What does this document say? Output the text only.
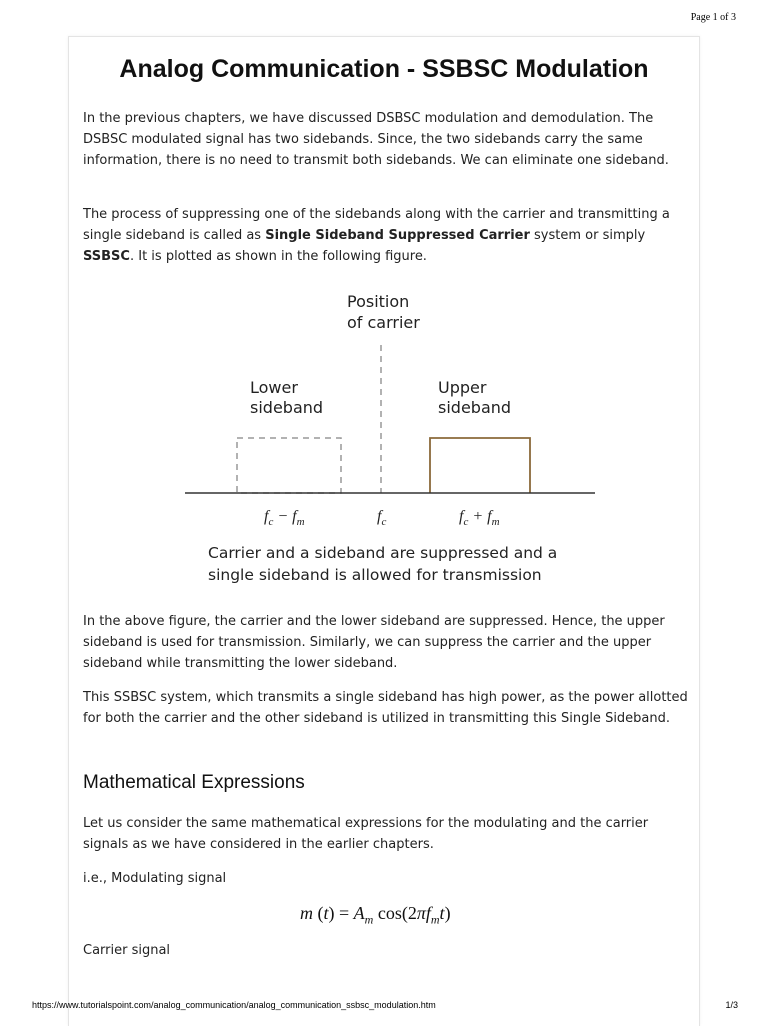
Page 1 of 3
Analog Communication - SSBSC Modulation

In the previous chapters, we have discussed DSBSC modulation and demodulation. The DSBSC modulated signal has two sidebands. Since, the two sidebands carry the same information, there is no need to transmit both sidebands. We can eliminate one sideband.

The process of suppressing one of the sidebands along with the carrier and transmitting a single sideband is called as Single Sideband Suppressed Carrier system or simply SSBSC. It is plotted as shown in the following figure.

Position
of carrier
Lower
sideband
Upper
sideband
$f_c - f_m$	$f_c$	$f_c + f_m$
Carrier and a sideband are suppressed and a
single sideband is allowed for transmission

In the above figure, the carrier and the lower sideband are suppressed. Hence, the upper sideband is used for transmission. Similarly, we can suppress the carrier and the upper sideband while transmitting the lower sideband.

This SSBSC system, which transmits a single sideband has high power, as the power allotted for both the carrier and the other sideband is utilized in transmitting this Single Sideband.

Mathematical Expressions

Let us consider the same mathematical expressions for the modulating and the carrier signals as we have considered in the earlier chapters.

i.e., Modulating signal

m $(t) = A_m$ $\cos(2\pi f_mt)$

Carrier signal

https://www.tutorialspoint.com/analog_communication/analog_communication_ssbsc_modulation.htm	1/3
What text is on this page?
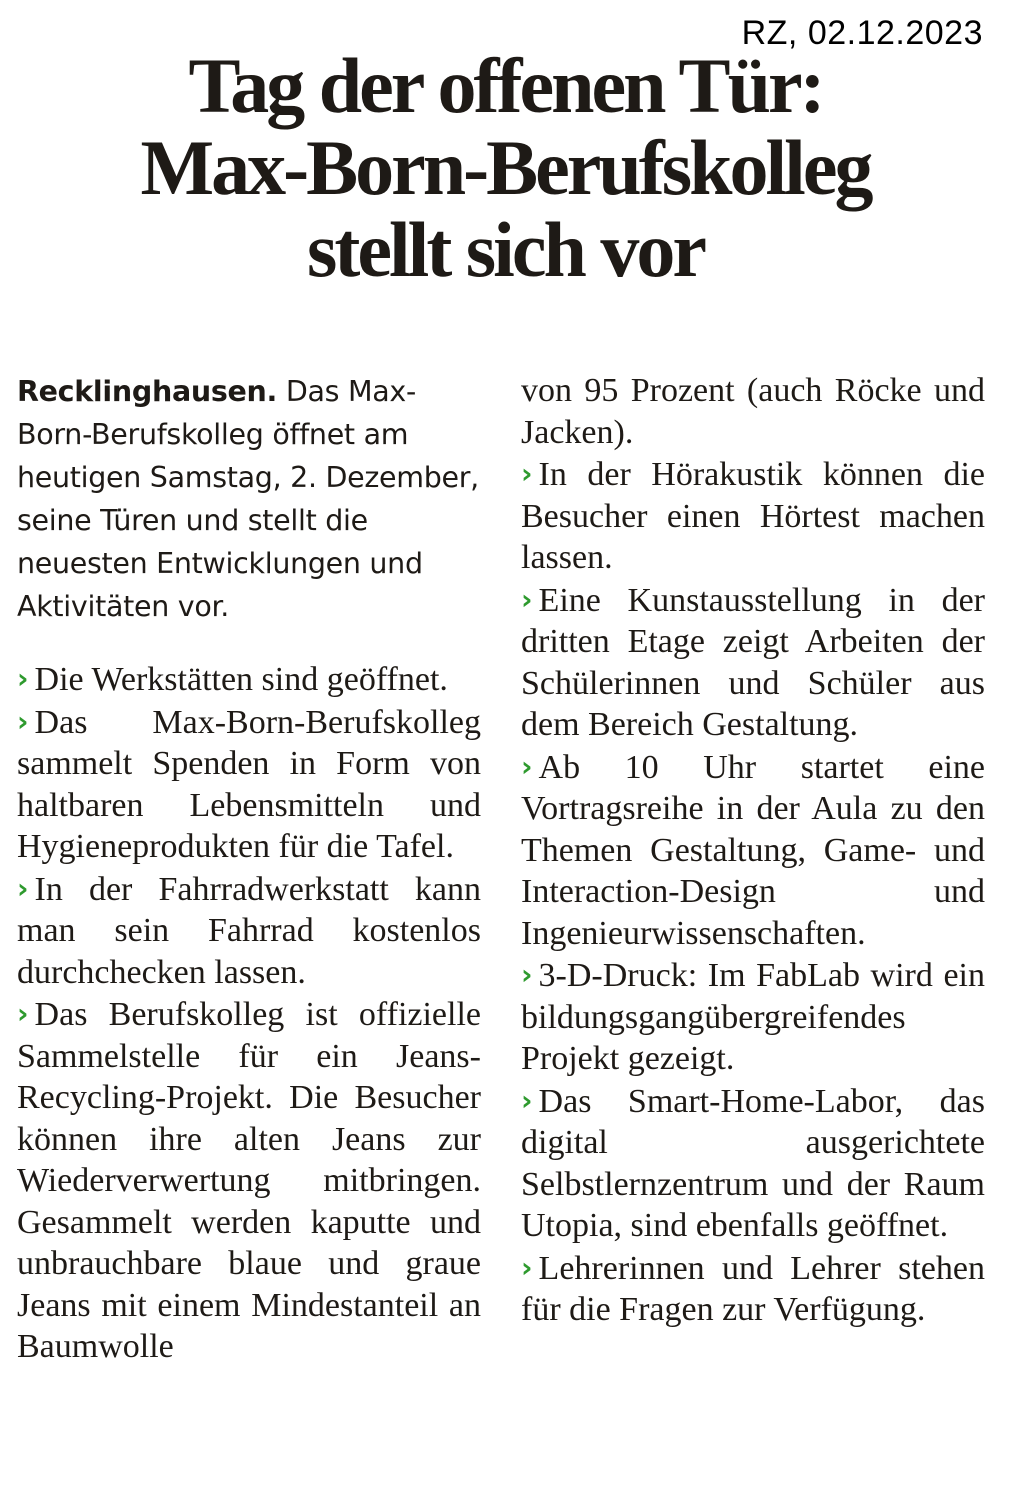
RZ, 02.12.2023
Tag der offenen Tür:
Max-Born-Berufskolleg
stellt sich vor

Recklinghausen. Das Max-Born-Berufskolleg öffnet am heutigen Samstag, 2. Dezember, seine Türen und stellt die neuesten Entwicklungen und Aktivitäten vor.

› Die Werkstätten sind geöffnet.

› Das Max-Born-Berufskolleg sammelt Spenden in Form von haltbaren Lebensmitteln und Hygieneprodukten für die Tafel.

› In der Fahrradwerkstatt kann man sein Fahrrad kostenlos durchchecken lassen.

› Das Berufskolleg ist offizielle Sammelstelle für ein Jeans-Recycling-Projekt. Die Besucher können ihre alten Jeans zur Wiederverwertung mitbringen. Gesammelt werden kaputte und unbrauchbare blaue und graue Jeans mit einem Mindestanteil an Baumwolle

von 95 Prozent (auch Röcke und Jacken).

› In der Hörakustik können die Besucher einen Hörtest machen lassen.

› Eine Kunstausstellung in der dritten Etage zeigt Arbeiten der Schülerinnen und Schüler aus dem Bereich Gestaltung.

› Ab 10 Uhr startet eine Vortragsreihe in der Aula zu den Themen Gestaltung, Game- und Interaction-Design und Ingenieurwissenschaften.

› 3-D-Druck: Im FabLab wird ein bildungsgangübergreifendes Projekt gezeigt.

› Das Smart-Home-Labor, das digital ausgerichtete Selbstlernzentrum und der Raum Utopia, sind ebenfalls geöffnet.

› Lehrerinnen und Lehrer stehen für die Fragen zur Verfügung.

──────────

Instructions to follow: The pictures in the entries should be left out; output everything else exactly.

The completed task:
What does this document say? Output the text only.
Page 1 of 3
Analog Communication - SSBSC Modulation

In the previous chapters, we have discussed DSBSC modulation and demodulation. The DSBSC modulated signal has two sidebands. Since, the two sidebands carry the same information, there is no need to transmit both sidebands. We can eliminate one sideband.

The process of suppressing one of the sidebands along with the carrier and transmitting a single sideband is called as Single Sideband Suppressed Carrier system or simply SSBSC. It is plotted as shown in the following figure.

Position
of carrier
Lower
sideband
Upper
sideband
$f_c - f_m$	$f_c$	$f_c + f_m$
Carrier and a sideband are suppressed and a
single sideband is allowed for transmission

In the above figure, the carrier and the lower sideband are suppressed. Hence, the upper sideband is used for transmission. Similarly, we can suppress the carrier and the upper sideband while transmitting the lower sideband.

This SSBSC system, which transmits a single sideband has high power, as the power allotted for both the carrier and the other sideband is utilized in transmitting this Single Sideband.

Mathematical Expressions

Let us consider the same mathematical expressions for the modulating and the carrier signals as we have considered in the earlier chapters.

i.e., Modulating signal

m $(t) = A_m$ $\cos(2\pi f_mt)$

Carrier signal

https://www.tutorialspoint.com/analog_communication/analog_communication_ssbsc_modulation.htm	1/3
What text is on this page?
RZ, 02.12.2023
Tag der offenen Tür:
Max-Born-Berufskolleg
stellt sich vor

Recklinghausen. Das Max-Born-Berufskolleg öffnet am heutigen Samstag, 2. Dezember, seine Türen und stellt die neuesten Entwicklungen und Aktivitäten vor.

› Die Werkstätten sind geöffnet.

› Das Max-Born-Berufskolleg sammelt Spenden in Form von haltbaren Lebensmitteln und Hygieneprodukten für die Tafel.

› In der Fahrradwerkstatt kann man sein Fahrrad kostenlos durchchecken lassen.

› Das Berufskolleg ist offizielle Sammelstelle für ein Jeans-Recycling-Projekt. Die Besucher können ihre alten Jeans zur Wiederverwertung mitbringen. Gesammelt werden kaputte und unbrauchbare blaue und graue Jeans mit einem Mindestanteil an Baumwolle

von 95 Prozent (auch Röcke und Jacken).

› In der Hörakustik können die Besucher einen Hörtest machen lassen.

› Eine Kunstausstellung in der dritten Etage zeigt Arbeiten der Schülerinnen und Schüler aus dem Bereich Gestaltung.

› Ab 10 Uhr startet eine Vortragsreihe in der Aula zu den Themen Gestaltung, Game- und Interaction-Design und Ingenieurwissenschaften.

› 3-D-Druck: Im FabLab wird ein bildungsgangübergreifendes Projekt gezeigt.

› Das Smart-Home-Labor, das digital ausgerichtete Selbstlernzentrum und der Raum Utopia, sind ebenfalls geöffnet.

› Lehrerinnen und Lehrer stehen für die Fragen zur Verfügung.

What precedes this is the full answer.